The exercise: What follows is a listing. Return every line of it exactly.

* BEGIN *

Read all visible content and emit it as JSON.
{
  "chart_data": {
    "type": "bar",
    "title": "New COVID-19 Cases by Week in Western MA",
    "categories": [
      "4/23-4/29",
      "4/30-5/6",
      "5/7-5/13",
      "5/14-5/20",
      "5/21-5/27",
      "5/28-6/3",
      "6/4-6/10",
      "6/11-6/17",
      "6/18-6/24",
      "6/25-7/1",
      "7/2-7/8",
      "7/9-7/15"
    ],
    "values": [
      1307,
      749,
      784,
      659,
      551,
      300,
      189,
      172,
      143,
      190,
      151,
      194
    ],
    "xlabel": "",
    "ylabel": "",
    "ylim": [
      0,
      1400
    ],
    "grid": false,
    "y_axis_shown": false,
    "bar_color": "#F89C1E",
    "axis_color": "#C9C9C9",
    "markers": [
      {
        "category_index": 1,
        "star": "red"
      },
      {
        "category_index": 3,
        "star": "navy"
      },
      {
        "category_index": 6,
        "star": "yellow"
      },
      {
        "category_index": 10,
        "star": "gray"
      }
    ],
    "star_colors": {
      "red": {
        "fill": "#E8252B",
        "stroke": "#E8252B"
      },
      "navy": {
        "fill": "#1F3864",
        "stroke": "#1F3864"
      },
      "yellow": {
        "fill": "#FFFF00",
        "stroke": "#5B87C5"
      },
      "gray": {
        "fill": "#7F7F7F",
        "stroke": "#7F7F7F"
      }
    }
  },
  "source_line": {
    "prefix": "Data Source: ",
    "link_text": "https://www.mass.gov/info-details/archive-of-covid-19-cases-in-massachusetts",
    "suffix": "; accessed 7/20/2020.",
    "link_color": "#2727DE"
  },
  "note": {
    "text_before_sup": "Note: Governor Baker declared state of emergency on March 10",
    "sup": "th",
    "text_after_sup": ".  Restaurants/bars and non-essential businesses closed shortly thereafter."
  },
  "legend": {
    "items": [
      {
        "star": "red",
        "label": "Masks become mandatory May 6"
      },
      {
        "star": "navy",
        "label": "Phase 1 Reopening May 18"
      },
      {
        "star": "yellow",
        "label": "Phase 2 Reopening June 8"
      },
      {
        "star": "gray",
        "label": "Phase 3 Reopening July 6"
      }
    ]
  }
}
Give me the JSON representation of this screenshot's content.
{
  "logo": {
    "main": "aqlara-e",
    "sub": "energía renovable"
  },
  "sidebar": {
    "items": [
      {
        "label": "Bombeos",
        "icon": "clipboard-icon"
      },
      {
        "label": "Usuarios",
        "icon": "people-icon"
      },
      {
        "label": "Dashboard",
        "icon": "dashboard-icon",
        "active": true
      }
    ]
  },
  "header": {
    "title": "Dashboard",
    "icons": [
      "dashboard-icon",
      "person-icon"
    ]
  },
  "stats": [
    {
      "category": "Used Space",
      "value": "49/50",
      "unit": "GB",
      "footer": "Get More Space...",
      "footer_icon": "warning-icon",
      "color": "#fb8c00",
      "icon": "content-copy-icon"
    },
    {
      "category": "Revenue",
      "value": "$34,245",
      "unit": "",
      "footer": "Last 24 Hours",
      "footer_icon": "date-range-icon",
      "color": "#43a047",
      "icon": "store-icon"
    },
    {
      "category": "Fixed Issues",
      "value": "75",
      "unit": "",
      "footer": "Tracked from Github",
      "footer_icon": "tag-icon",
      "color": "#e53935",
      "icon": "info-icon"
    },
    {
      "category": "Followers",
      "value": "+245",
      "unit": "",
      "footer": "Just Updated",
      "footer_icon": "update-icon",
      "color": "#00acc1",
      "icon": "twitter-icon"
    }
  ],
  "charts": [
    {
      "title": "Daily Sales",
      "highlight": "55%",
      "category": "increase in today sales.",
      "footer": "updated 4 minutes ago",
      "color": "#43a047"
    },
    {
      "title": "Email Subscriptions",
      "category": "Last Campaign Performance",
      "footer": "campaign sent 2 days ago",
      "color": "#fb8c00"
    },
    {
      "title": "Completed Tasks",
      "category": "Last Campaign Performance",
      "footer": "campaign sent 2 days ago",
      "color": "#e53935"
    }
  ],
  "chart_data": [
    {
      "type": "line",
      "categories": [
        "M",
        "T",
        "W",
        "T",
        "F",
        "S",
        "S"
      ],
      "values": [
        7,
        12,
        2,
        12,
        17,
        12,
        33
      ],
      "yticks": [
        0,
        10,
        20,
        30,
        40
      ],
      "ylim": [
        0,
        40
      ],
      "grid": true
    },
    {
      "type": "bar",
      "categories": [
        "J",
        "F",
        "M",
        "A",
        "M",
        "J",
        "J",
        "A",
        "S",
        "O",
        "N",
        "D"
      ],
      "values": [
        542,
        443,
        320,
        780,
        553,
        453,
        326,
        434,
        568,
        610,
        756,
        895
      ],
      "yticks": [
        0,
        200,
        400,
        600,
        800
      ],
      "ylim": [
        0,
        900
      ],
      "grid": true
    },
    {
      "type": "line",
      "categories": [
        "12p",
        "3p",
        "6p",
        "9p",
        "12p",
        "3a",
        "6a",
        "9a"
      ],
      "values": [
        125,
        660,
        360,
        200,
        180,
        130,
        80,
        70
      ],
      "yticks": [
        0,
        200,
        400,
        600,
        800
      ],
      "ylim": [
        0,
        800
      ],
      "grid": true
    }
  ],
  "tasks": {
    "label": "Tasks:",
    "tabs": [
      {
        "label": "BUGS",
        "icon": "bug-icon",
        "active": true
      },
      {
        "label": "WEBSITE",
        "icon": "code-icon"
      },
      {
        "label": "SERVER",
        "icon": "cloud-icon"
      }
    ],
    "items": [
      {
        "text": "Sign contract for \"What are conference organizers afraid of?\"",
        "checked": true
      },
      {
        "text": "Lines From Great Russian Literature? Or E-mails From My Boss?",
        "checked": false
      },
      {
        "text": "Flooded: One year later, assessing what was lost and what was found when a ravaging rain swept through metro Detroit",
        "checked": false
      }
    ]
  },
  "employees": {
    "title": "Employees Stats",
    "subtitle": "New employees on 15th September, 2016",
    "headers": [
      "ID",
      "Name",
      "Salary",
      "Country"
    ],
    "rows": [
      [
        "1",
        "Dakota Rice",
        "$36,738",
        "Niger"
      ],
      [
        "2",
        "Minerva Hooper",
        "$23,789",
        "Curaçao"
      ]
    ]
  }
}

* END *

Exercise solution:
Read all visible content and emit it as JSON.
{
  "chart_data": {
    "type": "bar",
    "title": "New COVID-19 Cases by Week in Western MA",
    "categories": [
      "4/23-4/29",
      "4/30-5/6",
      "5/7-5/13",
      "5/14-5/20",
      "5/21-5/27",
      "5/28-6/3",
      "6/4-6/10",
      "6/11-6/17",
      "6/18-6/24",
      "6/25-7/1",
      "7/2-7/8",
      "7/9-7/15"
    ],
    "values": [
      1307,
      749,
      784,
      659,
      551,
      300,
      189,
      172,
      143,
      190,
      151,
      194
    ],
    "xlabel": "",
    "ylabel": "",
    "ylim": [
      0,
      1400
    ],
    "grid": false,
    "y_axis_shown": false,
    "bar_color": "#F89C1E",
    "axis_color": "#C9C9C9",
    "markers": [
      {
        "category_index": 1,
        "star": "red"
      },
      {
        "category_index": 3,
        "star": "navy"
      },
      {
        "category_index": 6,
        "star": "yellow"
      },
      {
        "category_index": 10,
        "star": "gray"
      }
    ],
    "star_colors": {
      "red": {
        "fill": "#E8252B",
        "stroke": "#E8252B"
      },
      "navy": {
        "fill": "#1F3864",
        "stroke": "#1F3864"
      },
      "yellow": {
        "fill": "#FFFF00",
        "stroke": "#5B87C5"
      },
      "gray": {
        "fill": "#7F7F7F",
        "stroke": "#7F7F7F"
      }
    }
  },
  "source_line": {
    "prefix": "Data Source: ",
    "link_text": "https://www.mass.gov/info-details/archive-of-covid-19-cases-in-massachusetts",
    "suffix": "; accessed 7/20/2020.",
    "link_color": "#2727DE"
  },
  "note": {
    "text_before_sup": "Note: Governor Baker declared state of emergency on March 10",
    "sup": "th",
    "text_after_sup": ".  Restaurants/bars and non-essential businesses closed shortly thereafter."
  },
  "legend": {
    "items": [
      {
        "star": "red",
        "label": "Masks become mandatory May 6"
      },
      {
        "star": "navy",
        "label": "Phase 1 Reopening May 18"
      },
      {
        "star": "yellow",
        "label": "Phase 2 Reopening June 8"
      },
      {
        "star": "gray",
        "label": "Phase 3 Reopening July 6"
      }
    ]
  }
}
Give me the JSON representation of this screenshot's content.
{
  "logo": {
    "main": "aqlara-e",
    "sub": "energía renovable"
  },
  "sidebar": {
    "items": [
      {
        "label": "Bombeos",
        "icon": "clipboard-icon"
      },
      {
        "label": "Usuarios",
        "icon": "people-icon"
      },
      {
        "label": "Dashboard",
        "icon": "dashboard-icon",
        "active": true
      }
    ]
  },
  "header": {
    "title": "Dashboard",
    "icons": [
      "dashboard-icon",
      "person-icon"
    ]
  },
  "stats": [
    {
      "category": "Used Space",
      "value": "49/50",
      "unit": "GB",
      "footer": "Get More Space...",
      "footer_icon": "warning-icon",
      "color": "#fb8c00",
      "icon": "content-copy-icon"
    },
    {
      "category": "Revenue",
      "value": "$34,245",
      "unit": "",
      "footer": "Last 24 Hours",
      "footer_icon": "date-range-icon",
      "color": "#43a047",
      "icon": "store-icon"
    },
    {
      "category": "Fixed Issues",
      "value": "75",
      "unit": "",
      "footer": "Tracked from Github",
      "footer_icon": "tag-icon",
      "color": "#e53935",
      "icon": "info-icon"
    },
    {
      "category": "Followers",
      "value": "+245",
      "unit": "",
      "footer": "Just Updated",
      "footer_icon": "update-icon",
      "color": "#00acc1",
      "icon": "twitter-icon"
    }
  ],
  "charts": [
    {
      "title": "Daily Sales",
      "highlight": "55%",
      "category": "increase in today sales.",
      "footer": "updated 4 minutes ago",
      "color": "#43a047"
    },
    {
      "title": "Email Subscriptions",
      "category": "Last Campaign Performance",
      "footer": "campaign sent 2 days ago",
      "color": "#fb8c00"
    },
    {
      "title": "Completed Tasks",
      "category": "Last Campaign Performance",
      "footer": "campaign sent 2 days ago",
      "color": "#e53935"
    }
  ],
  "chart_data": [
    {
      "type": "line",
      "categories": [
        "M",
        "T",
        "W",
        "T",
        "F",
        "S",
        "S"
      ],
      "values": [
        7,
        12,
        2,
        12,
        17,
        12,
        33
      ],
      "yticks": [
        0,
        10,
        20,
        30,
        40
      ],
      "ylim": [
        0,
        40
      ],
      "grid": true
    },
    {
      "type": "bar",
      "categories": [
        "J",
        "F",
        "M",
        "A",
        "M",
        "J",
        "J",
        "A",
        "S",
        "O",
        "N",
        "D"
      ],
      "values": [
        542,
        443,
        320,
        780,
        553,
        453,
        326,
        434,
        568,
        610,
        756,
        895
      ],
      "yticks": [
        0,
        200,
        400,
        600,
        800
      ],
      "ylim": [
        0,
        900
      ],
      "grid": true
    },
    {
      "type": "line",
      "categories": [
        "12p",
        "3p",
        "6p",
        "9p",
        "12p",
        "3a",
        "6a",
        "9a"
      ],
      "values": [
        125,
        660,
        360,
        200,
        180,
        130,
        80,
        70
      ],
      "yticks": [
        0,
        200,
        400,
        600,
        800
      ],
      "ylim": [
        0,
        800
      ],
      "grid": true
    }
  ],
  "tasks": {
    "label": "Tasks:",
    "tabs": [
      {
        "label": "BUGS",
        "icon": "bug-icon",
        "active": true
      },
      {
        "label": "WEBSITE",
        "icon": "code-icon"
      },
      {
        "label": "SERVER",
        "icon": "cloud-icon"
      }
    ],
    "items": [
      {
        "text": "Sign contract for \"What are conference organizers afraid of?\"",
        "checked": true
      },
      {
        "text": "Lines From Great Russian Literature? Or E-mails From My Boss?",
        "checked": false
      },
      {
        "text": "Flooded: One year later, assessing what was lost and what was found when a ravaging rain swept through metro Detroit",
        "checked": false
      }
    ]
  },
  "employees": {
    "title": "Employees Stats",
    "subtitle": "New employees on 15th September, 2016",
    "headers": [
      "ID",
      "Name",
      "Salary",
      "Country"
    ],
    "rows": [
      [
        "1",
        "Dakota Rice",
        "$36,738",
        "Niger"
      ],
      [
        "2",
        "Minerva Hooper",
        "$23,789",
        "Curaçao"
      ]
    ]
  }
}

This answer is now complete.